--- Begin Extracted records ---
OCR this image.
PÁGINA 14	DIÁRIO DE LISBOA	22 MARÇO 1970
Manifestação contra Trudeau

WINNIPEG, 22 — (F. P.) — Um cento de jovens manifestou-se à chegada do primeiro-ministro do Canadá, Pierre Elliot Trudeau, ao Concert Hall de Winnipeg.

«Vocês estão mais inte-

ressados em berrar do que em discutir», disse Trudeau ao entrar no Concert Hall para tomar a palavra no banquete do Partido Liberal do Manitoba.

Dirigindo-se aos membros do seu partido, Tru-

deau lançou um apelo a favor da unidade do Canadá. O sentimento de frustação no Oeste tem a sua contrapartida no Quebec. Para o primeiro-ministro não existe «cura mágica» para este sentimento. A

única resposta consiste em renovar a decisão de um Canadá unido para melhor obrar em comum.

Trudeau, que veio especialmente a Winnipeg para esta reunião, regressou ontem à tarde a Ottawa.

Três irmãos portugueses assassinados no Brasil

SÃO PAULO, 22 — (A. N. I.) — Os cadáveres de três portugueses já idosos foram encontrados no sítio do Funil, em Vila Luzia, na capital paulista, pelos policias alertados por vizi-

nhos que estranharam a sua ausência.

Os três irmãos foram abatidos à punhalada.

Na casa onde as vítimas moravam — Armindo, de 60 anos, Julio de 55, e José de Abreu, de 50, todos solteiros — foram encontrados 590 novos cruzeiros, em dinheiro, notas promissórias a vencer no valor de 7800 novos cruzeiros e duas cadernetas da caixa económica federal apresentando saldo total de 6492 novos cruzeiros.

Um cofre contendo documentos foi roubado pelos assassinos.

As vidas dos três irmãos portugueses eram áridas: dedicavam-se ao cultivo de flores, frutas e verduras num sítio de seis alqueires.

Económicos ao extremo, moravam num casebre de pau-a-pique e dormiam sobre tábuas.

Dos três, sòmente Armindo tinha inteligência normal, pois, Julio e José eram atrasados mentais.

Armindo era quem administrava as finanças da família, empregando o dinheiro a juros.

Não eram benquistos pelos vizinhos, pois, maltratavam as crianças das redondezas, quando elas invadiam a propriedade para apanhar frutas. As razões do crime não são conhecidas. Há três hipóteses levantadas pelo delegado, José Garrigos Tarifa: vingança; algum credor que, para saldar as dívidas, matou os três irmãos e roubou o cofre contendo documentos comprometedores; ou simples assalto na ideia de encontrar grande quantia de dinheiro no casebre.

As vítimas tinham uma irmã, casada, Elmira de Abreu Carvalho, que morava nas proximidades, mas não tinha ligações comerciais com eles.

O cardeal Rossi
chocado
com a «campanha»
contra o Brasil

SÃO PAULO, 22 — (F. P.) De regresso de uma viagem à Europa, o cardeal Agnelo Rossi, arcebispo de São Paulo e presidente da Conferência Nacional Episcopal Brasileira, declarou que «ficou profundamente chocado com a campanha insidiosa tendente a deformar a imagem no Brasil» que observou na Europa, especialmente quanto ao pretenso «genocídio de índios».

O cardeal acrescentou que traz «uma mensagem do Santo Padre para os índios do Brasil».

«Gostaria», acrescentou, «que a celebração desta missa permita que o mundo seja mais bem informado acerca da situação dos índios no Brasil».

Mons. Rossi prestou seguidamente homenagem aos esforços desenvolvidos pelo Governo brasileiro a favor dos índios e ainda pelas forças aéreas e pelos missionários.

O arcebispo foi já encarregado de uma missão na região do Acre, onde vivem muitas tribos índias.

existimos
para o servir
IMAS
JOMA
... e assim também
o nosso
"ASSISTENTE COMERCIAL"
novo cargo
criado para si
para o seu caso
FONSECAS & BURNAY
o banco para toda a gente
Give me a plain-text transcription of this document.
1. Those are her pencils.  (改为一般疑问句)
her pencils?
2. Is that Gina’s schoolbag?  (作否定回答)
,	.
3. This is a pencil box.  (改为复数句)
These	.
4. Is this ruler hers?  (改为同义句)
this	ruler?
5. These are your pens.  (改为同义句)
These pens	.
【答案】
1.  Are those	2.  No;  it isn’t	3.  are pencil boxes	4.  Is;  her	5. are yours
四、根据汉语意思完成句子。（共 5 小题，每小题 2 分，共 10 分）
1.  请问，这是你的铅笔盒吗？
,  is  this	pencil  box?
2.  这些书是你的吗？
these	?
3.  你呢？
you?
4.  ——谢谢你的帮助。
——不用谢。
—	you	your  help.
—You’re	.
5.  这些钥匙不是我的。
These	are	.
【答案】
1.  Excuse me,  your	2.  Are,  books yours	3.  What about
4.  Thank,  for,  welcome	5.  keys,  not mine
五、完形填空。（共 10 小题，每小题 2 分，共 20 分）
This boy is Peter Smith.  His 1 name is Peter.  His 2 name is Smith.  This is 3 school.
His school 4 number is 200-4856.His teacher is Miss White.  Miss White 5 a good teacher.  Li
--- End Extracted records ---
» **Exercise details**: Review the preceding data and report every line that includes the string "ruler".

» **Reply**:
4. Is this ruler hers?  (改为同义句)
this	ruler?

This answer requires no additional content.